··· The records

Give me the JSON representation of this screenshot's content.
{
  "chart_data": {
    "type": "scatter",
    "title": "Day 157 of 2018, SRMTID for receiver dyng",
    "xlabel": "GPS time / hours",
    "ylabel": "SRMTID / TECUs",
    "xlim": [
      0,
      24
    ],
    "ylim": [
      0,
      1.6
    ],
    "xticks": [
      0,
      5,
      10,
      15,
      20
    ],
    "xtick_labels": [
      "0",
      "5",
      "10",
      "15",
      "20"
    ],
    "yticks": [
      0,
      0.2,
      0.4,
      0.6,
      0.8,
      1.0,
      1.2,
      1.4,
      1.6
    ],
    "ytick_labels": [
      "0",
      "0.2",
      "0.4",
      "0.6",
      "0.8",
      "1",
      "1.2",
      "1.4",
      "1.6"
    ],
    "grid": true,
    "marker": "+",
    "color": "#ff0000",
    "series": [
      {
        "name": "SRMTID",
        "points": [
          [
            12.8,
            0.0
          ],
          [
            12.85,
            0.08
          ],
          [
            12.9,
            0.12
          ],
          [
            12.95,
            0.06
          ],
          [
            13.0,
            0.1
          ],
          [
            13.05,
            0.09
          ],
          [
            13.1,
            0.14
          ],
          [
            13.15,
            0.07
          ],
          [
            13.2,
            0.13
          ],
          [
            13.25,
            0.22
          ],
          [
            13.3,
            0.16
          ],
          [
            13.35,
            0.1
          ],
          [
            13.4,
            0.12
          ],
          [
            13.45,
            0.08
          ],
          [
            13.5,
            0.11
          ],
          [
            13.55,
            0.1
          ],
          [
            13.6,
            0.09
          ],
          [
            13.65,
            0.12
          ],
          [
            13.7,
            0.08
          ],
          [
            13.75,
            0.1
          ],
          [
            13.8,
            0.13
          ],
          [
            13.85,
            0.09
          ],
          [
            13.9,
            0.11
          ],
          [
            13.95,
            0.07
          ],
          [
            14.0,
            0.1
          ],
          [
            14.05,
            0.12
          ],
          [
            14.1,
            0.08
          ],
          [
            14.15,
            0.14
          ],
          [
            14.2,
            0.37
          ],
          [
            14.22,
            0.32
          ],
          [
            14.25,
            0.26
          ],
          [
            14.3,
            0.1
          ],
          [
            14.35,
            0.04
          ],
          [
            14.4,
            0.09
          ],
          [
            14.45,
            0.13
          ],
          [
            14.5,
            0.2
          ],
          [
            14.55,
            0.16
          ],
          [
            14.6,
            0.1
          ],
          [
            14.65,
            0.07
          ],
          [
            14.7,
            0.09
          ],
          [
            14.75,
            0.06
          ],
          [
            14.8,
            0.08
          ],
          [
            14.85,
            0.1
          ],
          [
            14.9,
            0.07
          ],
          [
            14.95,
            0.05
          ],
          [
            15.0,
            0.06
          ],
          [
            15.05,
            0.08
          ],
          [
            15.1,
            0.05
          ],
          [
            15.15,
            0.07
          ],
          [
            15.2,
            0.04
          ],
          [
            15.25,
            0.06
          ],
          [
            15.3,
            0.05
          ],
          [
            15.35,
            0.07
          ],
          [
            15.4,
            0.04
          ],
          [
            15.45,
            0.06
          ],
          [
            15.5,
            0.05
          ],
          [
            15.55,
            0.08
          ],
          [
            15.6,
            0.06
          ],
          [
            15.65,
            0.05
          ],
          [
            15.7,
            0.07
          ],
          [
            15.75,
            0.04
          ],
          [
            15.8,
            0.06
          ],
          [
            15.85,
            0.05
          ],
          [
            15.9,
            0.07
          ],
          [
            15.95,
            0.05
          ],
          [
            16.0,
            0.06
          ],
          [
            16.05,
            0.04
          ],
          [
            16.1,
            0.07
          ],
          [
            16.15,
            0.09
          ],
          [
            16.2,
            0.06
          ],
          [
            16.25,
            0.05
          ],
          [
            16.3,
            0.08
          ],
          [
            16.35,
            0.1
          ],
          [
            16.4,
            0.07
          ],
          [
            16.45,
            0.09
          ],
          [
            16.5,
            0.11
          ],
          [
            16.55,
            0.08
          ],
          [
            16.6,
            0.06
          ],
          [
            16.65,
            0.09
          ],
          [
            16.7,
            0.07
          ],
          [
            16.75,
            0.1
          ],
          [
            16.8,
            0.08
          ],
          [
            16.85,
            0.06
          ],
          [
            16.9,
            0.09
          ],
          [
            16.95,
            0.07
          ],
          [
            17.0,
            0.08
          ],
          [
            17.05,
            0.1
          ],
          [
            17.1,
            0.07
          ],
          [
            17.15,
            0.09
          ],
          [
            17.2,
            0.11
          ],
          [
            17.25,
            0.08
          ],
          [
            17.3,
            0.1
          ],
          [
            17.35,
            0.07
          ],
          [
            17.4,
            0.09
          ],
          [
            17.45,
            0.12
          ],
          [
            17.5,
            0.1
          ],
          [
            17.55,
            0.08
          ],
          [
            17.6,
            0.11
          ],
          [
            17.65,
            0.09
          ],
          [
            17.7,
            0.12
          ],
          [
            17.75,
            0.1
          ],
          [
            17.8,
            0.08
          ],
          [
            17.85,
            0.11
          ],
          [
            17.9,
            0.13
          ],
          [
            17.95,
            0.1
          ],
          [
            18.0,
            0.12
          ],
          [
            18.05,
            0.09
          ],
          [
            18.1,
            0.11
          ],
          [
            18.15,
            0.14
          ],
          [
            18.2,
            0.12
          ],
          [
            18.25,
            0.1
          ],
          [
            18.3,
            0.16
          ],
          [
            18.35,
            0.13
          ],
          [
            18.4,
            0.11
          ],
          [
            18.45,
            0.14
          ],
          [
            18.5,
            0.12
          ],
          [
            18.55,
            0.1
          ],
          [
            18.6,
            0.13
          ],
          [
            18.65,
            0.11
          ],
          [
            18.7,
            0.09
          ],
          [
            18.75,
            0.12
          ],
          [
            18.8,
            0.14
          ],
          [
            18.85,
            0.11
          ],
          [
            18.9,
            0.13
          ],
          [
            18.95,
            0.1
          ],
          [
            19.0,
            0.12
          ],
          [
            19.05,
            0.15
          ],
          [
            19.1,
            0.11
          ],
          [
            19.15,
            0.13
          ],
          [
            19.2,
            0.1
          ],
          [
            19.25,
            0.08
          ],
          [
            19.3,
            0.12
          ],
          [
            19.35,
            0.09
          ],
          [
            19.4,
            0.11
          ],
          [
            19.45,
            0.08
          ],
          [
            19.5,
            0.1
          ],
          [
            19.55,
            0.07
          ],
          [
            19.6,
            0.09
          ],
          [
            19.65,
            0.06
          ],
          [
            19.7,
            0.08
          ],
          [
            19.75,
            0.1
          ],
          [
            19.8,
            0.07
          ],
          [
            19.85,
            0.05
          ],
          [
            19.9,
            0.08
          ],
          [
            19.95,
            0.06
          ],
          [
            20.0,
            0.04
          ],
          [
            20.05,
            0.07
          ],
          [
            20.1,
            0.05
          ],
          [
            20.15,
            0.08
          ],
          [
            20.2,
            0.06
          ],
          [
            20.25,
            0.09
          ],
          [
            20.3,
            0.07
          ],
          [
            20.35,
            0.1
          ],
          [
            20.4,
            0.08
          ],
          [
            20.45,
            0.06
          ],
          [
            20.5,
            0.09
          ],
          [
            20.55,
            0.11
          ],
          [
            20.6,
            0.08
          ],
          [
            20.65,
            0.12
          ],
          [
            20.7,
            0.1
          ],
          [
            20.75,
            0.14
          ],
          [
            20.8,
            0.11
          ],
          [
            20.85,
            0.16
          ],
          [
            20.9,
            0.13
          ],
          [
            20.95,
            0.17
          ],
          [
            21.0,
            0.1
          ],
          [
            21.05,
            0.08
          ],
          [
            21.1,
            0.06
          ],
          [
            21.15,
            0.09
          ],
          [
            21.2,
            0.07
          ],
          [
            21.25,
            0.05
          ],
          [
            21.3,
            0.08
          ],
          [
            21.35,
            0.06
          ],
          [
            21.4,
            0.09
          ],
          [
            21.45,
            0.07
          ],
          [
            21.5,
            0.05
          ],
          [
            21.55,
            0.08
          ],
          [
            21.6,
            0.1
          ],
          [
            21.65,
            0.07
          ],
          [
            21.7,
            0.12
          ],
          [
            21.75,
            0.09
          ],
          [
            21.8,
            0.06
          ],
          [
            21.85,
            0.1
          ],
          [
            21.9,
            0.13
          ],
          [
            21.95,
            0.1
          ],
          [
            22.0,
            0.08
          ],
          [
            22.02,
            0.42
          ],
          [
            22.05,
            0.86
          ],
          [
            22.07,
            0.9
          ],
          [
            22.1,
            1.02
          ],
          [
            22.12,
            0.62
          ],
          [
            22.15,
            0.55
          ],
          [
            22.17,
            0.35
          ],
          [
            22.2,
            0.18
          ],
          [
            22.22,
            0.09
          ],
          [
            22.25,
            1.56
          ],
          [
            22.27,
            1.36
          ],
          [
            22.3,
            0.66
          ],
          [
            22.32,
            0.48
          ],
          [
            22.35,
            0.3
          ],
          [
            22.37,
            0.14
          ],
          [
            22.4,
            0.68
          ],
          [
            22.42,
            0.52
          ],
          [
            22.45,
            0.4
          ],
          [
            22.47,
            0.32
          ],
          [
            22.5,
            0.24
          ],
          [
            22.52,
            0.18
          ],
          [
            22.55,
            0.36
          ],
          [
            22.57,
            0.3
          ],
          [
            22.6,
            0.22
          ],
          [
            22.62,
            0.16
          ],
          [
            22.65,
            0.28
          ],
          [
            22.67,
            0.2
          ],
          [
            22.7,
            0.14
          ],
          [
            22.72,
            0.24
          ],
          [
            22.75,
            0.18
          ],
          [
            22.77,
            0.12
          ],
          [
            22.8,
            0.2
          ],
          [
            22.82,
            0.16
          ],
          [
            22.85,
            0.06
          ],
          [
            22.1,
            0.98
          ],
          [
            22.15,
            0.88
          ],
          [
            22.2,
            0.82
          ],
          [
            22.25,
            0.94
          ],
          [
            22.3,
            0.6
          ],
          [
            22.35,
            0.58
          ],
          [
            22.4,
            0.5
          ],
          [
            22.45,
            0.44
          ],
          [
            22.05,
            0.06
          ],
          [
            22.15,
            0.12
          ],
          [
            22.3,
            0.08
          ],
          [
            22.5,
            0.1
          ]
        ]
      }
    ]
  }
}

······

Problem description
In the records above, find each line with the word "SRMTID" and copy it.

Response to this task
    "title": "Day 157 of 2018, SRMTID for receiver dyng",
    "ylabel": "SRMTID / TECUs",
        "name": "SRMTID",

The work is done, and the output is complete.